## START INFORMATION SHOWN
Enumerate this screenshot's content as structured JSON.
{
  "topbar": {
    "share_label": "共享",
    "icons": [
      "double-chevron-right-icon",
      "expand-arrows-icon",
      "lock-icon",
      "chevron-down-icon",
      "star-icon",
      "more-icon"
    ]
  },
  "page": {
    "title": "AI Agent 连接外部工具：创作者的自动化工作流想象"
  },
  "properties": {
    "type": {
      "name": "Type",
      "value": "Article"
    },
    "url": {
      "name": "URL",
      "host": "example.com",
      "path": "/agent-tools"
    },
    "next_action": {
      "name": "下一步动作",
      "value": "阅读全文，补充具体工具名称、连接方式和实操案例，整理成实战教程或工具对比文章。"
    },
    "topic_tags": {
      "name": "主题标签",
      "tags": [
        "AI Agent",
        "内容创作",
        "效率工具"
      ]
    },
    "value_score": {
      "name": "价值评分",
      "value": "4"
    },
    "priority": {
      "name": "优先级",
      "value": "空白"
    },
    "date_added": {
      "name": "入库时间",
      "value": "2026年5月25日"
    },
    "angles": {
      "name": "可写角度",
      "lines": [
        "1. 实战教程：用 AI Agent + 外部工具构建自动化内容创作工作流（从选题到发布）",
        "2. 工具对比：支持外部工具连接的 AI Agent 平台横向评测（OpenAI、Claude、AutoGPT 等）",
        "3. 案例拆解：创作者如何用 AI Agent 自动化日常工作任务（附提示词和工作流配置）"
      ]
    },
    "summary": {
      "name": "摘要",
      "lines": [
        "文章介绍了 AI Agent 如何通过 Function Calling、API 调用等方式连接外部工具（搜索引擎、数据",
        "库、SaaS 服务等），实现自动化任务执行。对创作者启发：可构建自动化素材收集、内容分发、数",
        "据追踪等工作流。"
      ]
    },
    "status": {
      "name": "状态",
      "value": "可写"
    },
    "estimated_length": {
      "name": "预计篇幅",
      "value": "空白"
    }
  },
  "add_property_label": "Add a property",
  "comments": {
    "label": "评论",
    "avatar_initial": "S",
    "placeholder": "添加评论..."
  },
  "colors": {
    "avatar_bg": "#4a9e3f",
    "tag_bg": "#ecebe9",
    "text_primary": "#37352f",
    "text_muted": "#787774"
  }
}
## END INFORMATION SHOWN
### REQUIREMENTS
Your task is to repeat every line exactly.

### WORKED ANSWER
Enumerate this screenshot's content as structured JSON.
{
  "topbar": {
    "share_label": "共享",
    "icons": [
      "double-chevron-right-icon",
      "expand-arrows-icon",
      "lock-icon",
      "chevron-down-icon",
      "star-icon",
      "more-icon"
    ]
  },
  "page": {
    "title": "AI Agent 连接外部工具：创作者的自动化工作流想象"
  },
  "properties": {
    "type": {
      "name": "Type",
      "value": "Article"
    },
    "url": {
      "name": "URL",
      "host": "example.com",
      "path": "/agent-tools"
    },
    "next_action": {
      "name": "下一步动作",
      "value": "阅读全文，补充具体工具名称、连接方式和实操案例，整理成实战教程或工具对比文章。"
    },
    "topic_tags": {
      "name": "主题标签",
      "tags": [
        "AI Agent",
        "内容创作",
        "效率工具"
      ]
    },
    "value_score": {
      "name": "价值评分",
      "value": "4"
    },
    "priority": {
      "name": "优先级",
      "value": "空白"
    },
    "date_added": {
      "name": "入库时间",
      "value": "2026年5月25日"
    },
    "angles": {
      "name": "可写角度",
      "lines": [
        "1. 实战教程：用 AI Agent + 外部工具构建自动化内容创作工作流（从选题到发布）",
        "2. 工具对比：支持外部工具连接的 AI Agent 平台横向评测（OpenAI、Claude、AutoGPT 等）",
        "3. 案例拆解：创作者如何用 AI Agent 自动化日常工作任务（附提示词和工作流配置）"
      ]
    },
    "summary": {
      "name": "摘要",
      "lines": [
        "文章介绍了 AI Agent 如何通过 Function Calling、API 调用等方式连接外部工具（搜索引擎、数据",
        "库、SaaS 服务等），实现自动化任务执行。对创作者启发：可构建自动化素材收集、内容分发、数",
        "据追踪等工作流。"
      ]
    },
    "status": {
      "name": "状态",
      "value": "可写"
    },
    "estimated_length": {
      "name": "预计篇幅",
      "value": "空白"
    }
  },
  "add_property_label": "Add a property",
  "comments": {
    "label": "评论",
    "avatar_initial": "S",
    "placeholder": "添加评论..."
  },
  "colors": {
    "avatar_bg": "#4a9e3f",
    "tag_bg": "#ecebe9",
    "text_primary": "#37352f",
    "text_muted": "#787774"
  }
}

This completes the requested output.